> _Required work_: Extract the complete listing and repeat it word for word.

Part of a data file:
• • • • •
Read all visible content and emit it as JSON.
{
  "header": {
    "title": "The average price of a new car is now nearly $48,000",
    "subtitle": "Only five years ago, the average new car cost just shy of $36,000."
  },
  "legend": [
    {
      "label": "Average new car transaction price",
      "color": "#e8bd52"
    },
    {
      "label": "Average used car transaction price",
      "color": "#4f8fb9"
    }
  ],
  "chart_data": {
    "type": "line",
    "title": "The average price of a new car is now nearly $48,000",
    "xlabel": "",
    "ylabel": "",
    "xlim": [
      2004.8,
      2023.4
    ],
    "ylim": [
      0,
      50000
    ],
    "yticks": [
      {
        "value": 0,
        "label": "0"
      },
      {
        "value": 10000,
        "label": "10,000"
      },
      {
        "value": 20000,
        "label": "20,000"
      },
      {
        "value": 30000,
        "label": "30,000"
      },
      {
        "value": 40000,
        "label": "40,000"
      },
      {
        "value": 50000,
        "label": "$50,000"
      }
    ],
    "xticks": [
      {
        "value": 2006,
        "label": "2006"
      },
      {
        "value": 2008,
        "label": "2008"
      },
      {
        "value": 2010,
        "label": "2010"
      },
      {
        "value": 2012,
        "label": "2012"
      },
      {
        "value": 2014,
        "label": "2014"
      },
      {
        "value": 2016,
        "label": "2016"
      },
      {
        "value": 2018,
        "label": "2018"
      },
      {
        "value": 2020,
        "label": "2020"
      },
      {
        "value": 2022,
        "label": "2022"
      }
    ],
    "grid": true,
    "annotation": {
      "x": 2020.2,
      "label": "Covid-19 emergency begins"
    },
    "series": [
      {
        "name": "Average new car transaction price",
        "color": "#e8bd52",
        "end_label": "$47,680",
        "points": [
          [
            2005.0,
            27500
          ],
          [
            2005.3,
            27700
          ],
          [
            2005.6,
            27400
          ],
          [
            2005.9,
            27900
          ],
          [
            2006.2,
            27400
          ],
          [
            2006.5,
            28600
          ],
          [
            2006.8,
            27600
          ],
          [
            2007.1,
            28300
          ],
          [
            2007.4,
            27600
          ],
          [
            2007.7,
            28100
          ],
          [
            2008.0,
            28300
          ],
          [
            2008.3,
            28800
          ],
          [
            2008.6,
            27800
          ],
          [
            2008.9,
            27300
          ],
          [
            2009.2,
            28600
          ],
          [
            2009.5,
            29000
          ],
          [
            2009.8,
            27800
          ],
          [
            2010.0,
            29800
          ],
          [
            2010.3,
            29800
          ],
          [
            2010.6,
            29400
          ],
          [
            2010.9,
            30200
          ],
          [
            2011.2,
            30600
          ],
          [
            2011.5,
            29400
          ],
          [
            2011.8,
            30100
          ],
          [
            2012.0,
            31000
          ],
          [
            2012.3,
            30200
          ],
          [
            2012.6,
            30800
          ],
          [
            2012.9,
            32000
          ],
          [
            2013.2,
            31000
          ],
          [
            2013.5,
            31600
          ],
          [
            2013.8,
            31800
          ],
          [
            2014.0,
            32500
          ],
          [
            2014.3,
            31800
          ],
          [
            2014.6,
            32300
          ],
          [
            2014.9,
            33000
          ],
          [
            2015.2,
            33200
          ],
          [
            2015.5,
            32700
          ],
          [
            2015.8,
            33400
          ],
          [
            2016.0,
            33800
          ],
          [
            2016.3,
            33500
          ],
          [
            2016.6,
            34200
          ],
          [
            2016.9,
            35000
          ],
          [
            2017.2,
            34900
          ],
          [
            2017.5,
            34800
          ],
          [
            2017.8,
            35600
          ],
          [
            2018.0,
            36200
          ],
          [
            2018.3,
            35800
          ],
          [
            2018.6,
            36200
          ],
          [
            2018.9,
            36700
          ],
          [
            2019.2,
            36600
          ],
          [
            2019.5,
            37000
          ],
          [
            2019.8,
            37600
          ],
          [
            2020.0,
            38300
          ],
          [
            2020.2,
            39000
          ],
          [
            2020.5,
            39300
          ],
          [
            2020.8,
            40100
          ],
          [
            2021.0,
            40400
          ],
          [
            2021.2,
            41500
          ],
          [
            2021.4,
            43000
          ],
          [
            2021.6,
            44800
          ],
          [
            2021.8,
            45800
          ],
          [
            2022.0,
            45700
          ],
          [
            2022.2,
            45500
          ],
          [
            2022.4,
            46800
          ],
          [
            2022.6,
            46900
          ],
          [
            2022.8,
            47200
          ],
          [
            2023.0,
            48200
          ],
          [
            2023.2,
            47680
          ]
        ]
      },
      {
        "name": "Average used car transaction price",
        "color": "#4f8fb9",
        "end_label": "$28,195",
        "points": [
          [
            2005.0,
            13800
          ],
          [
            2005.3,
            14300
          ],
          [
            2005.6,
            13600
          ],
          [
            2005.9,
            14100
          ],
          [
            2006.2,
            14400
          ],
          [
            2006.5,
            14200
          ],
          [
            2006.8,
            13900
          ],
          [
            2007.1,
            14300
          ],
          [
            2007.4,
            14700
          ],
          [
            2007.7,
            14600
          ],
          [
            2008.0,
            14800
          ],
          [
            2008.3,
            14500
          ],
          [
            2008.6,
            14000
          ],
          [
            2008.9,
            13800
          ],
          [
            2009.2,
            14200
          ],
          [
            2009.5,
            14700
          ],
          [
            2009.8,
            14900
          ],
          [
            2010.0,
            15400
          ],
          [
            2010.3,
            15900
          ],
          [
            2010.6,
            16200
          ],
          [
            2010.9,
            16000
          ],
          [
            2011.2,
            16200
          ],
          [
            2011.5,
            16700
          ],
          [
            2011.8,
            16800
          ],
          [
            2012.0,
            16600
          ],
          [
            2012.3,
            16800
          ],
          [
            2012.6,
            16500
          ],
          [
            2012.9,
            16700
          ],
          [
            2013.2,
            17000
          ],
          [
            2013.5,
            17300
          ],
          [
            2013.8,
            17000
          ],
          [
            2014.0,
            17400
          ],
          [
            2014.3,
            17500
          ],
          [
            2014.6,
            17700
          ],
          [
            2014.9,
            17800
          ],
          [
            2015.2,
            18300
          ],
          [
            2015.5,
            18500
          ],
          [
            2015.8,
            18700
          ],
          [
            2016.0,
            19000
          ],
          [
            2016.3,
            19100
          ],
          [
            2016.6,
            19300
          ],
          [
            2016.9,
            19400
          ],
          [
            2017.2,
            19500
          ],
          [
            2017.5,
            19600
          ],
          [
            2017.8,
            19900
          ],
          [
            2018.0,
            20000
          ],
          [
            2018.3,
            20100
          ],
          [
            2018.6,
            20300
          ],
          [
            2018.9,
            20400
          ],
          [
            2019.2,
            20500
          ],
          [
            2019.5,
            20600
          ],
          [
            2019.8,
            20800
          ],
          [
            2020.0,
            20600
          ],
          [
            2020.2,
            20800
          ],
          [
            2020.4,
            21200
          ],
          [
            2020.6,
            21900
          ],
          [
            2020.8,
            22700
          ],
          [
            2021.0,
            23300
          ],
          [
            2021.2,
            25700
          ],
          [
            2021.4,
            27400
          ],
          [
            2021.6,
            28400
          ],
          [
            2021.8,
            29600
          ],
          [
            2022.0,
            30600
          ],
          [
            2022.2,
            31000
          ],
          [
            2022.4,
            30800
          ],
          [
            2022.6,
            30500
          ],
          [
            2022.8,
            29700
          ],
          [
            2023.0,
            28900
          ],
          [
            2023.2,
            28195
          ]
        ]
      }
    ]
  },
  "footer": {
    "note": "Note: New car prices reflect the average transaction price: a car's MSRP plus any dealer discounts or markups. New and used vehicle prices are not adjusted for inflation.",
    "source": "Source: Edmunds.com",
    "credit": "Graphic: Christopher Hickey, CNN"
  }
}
• • • • •
> _Expected answer_:
Read all visible content and emit it as JSON.
{
  "header": {
    "title": "The average price of a new car is now nearly $48,000",
    "subtitle": "Only five years ago, the average new car cost just shy of $36,000."
  },
  "legend": [
    {
      "label": "Average new car transaction price",
      "color": "#e8bd52"
    },
    {
      "label": "Average used car transaction price",
      "color": "#4f8fb9"
    }
  ],
  "chart_data": {
    "type": "line",
    "title": "The average price of a new car is now nearly $48,000",
    "xlabel": "",
    "ylabel": "",
    "xlim": [
      2004.8,
      2023.4
    ],
    "ylim": [
      0,
      50000
    ],
    "yticks": [
      {
        "value": 0,
        "label": "0"
      },
      {
        "value": 10000,
        "label": "10,000"
      },
      {
        "value": 20000,
        "label": "20,000"
      },
      {
        "value": 30000,
        "label": "30,000"
      },
      {
        "value": 40000,
        "label": "40,000"
      },
      {
        "value": 50000,
        "label": "$50,000"
      }
    ],
    "xticks": [
      {
        "value": 2006,
        "label": "2006"
      },
      {
        "value": 2008,
        "label": "2008"
      },
      {
        "value": 2010,
        "label": "2010"
      },
      {
        "value": 2012,
        "label": "2012"
      },
      {
        "value": 2014,
        "label": "2014"
      },
      {
        "value": 2016,
        "label": "2016"
      },
      {
        "value": 2018,
        "label": "2018"
      },
      {
        "value": 2020,
        "label": "2020"
      },
      {
        "value": 2022,
        "label": "2022"
      }
    ],
    "grid": true,
    "annotation": {
      "x": 2020.2,
      "label": "Covid-19 emergency begins"
    },
    "series": [
      {
        "name": "Average new car transaction price",
        "color": "#e8bd52",
        "end_label": "$47,680",
        "points": [
          [
            2005.0,
            27500
          ],
          [
            2005.3,
            27700
          ],
          [
            2005.6,
            27400
          ],
          [
            2005.9,
            27900
          ],
          [
            2006.2,
            27400
          ],
          [
            2006.5,
            28600
          ],
          [
            2006.8,
            27600
          ],
          [
            2007.1,
            28300
          ],
          [
            2007.4,
            27600
          ],
          [
            2007.7,
            28100
          ],
          [
            2008.0,
            28300
          ],
          [
            2008.3,
            28800
          ],
          [
            2008.6,
            27800
          ],
          [
            2008.9,
            27300
          ],
          [
            2009.2,
            28600
          ],
          [
            2009.5,
            29000
          ],
          [
            2009.8,
            27800
          ],
          [
            2010.0,
            29800
          ],
          [
            2010.3,
            29800
          ],
          [
            2010.6,
            29400
          ],
          [
            2010.9,
            30200
          ],
          [
            2011.2,
            30600
          ],
          [
            2011.5,
            29400
          ],
          [
            2011.8,
            30100
          ],
          [
            2012.0,
            31000
          ],
          [
            2012.3,
            30200
          ],
          [
            2012.6,
            30800
          ],
          [
            2012.9,
            32000
          ],
          [
            2013.2,
            31000
          ],
          [
            2013.5,
            31600
          ],
          [
            2013.8,
            31800
          ],
          [
            2014.0,
            32500
          ],
          [
            2014.3,
            31800
          ],
          [
            2014.6,
            32300
          ],
          [
            2014.9,
            33000
          ],
          [
            2015.2,
            33200
          ],
          [
            2015.5,
            32700
          ],
          [
            2015.8,
            33400
          ],
          [
            2016.0,
            33800
          ],
          [
            2016.3,
            33500
          ],
          [
            2016.6,
            34200
          ],
          [
            2016.9,
            35000
          ],
          [
            2017.2,
            34900
          ],
          [
            2017.5,
            34800
          ],
          [
            2017.8,
            35600
          ],
          [
            2018.0,
            36200
          ],
          [
            2018.3,
            35800
          ],
          [
            2018.6,
            36200
          ],
          [
            2018.9,
            36700
          ],
          [
            2019.2,
            36600
          ],
          [
            2019.5,
            37000
          ],
          [
            2019.8,
            37600
          ],
          [
            2020.0,
            38300
          ],
          [
            2020.2,
            39000
          ],
          [
            2020.5,
            39300
          ],
          [
            2020.8,
            40100
          ],
          [
            2021.0,
            40400
          ],
          [
            2021.2,
            41500
          ],
          [
            2021.4,
            43000
          ],
          [
            2021.6,
            44800
          ],
          [
            2021.8,
            45800
          ],
          [
            2022.0,
            45700
          ],
          [
            2022.2,
            45500
          ],
          [
            2022.4,
            46800
          ],
          [
            2022.6,
            46900
          ],
          [
            2022.8,
            47200
          ],
          [
            2023.0,
            48200
          ],
          [
            2023.2,
            47680
          ]
        ]
      },
      {
        "name": "Average used car transaction price",
        "color": "#4f8fb9",
        "end_label": "$28,195",
        "points": [
          [
            2005.0,
            13800
          ],
          [
            2005.3,
            14300
          ],
          [
            2005.6,
            13600
          ],
          [
            2005.9,
            14100
          ],
          [
            2006.2,
            14400
          ],
          [
            2006.5,
            14200
          ],
          [
            2006.8,
            13900
          ],
          [
            2007.1,
            14300
          ],
          [
            2007.4,
            14700
          ],
          [
            2007.7,
            14600
          ],
          [
            2008.0,
            14800
          ],
          [
            2008.3,
            14500
          ],
          [
            2008.6,
            14000
          ],
          [
            2008.9,
            13800
          ],
          [
            2009.2,
            14200
          ],
          [
            2009.5,
            14700
          ],
          [
            2009.8,
            14900
          ],
          [
            2010.0,
            15400
          ],
          [
            2010.3,
            15900
          ],
          [
            2010.6,
            16200
          ],
          [
            2010.9,
            16000
          ],
          [
            2011.2,
            16200
          ],
          [
            2011.5,
            16700
          ],
          [
            2011.8,
            16800
          ],
          [
            2012.0,
            16600
          ],
          [
            2012.3,
            16800
          ],
          [
            2012.6,
            16500
          ],
          [
            2012.9,
            16700
          ],
          [
            2013.2,
            17000
          ],
          [
            2013.5,
            17300
          ],
          [
            2013.8,
            17000
          ],
          [
            2014.0,
            17400
          ],
          [
            2014.3,
            17500
          ],
          [
            2014.6,
            17700
          ],
          [
            2014.9,
            17800
          ],
          [
            2015.2,
            18300
          ],
          [
            2015.5,
            18500
          ],
          [
            2015.8,
            18700
          ],
          [
            2016.0,
            19000
          ],
          [
            2016.3,
            19100
          ],
          [
            2016.6,
            19300
          ],
          [
            2016.9,
            19400
          ],
          [
            2017.2,
            19500
          ],
          [
            2017.5,
            19600
          ],
          [
            2017.8,
            19900
          ],
          [
            2018.0,
            20000
          ],
          [
            2018.3,
            20100
          ],
          [
            2018.6,
            20300
          ],
          [
            2018.9,
            20400
          ],
          [
            2019.2,
            20500
          ],
          [
            2019.5,
            20600
          ],
          [
            2019.8,
            20800
          ],
          [
            2020.0,
            20600
          ],
          [
            2020.2,
            20800
          ],
          [
            2020.4,
            21200
          ],
          [
            2020.6,
            21900
          ],
          [
            2020.8,
            22700
          ],
          [
            2021.0,
            23300
          ],
          [
            2021.2,
            25700
          ],
          [
            2021.4,
            27400
          ],
          [
            2021.6,
            28400
          ],
          [
            2021.8,
            29600
          ],
          [
            2022.0,
            30600
          ],
          [
            2022.2,
            31000
          ],
          [
            2022.4,
            30800
          ],
          [
            2022.6,
            30500
          ],
          [
            2022.8,
            29700
          ],
          [
            2023.0,
            28900
          ],
          [
            2023.2,
            28195
          ]
        ]
      }
    ]
  },
  "footer": {
    "note": "Note: New car prices reflect the average transaction price: a car's MSRP plus any dealer discounts or markups. New and used vehicle prices are not adjusted for inflation.",
    "source": "Source: Edmunds.com",
    "credit": "Graphic: Christopher Hickey, CNN"
  }
}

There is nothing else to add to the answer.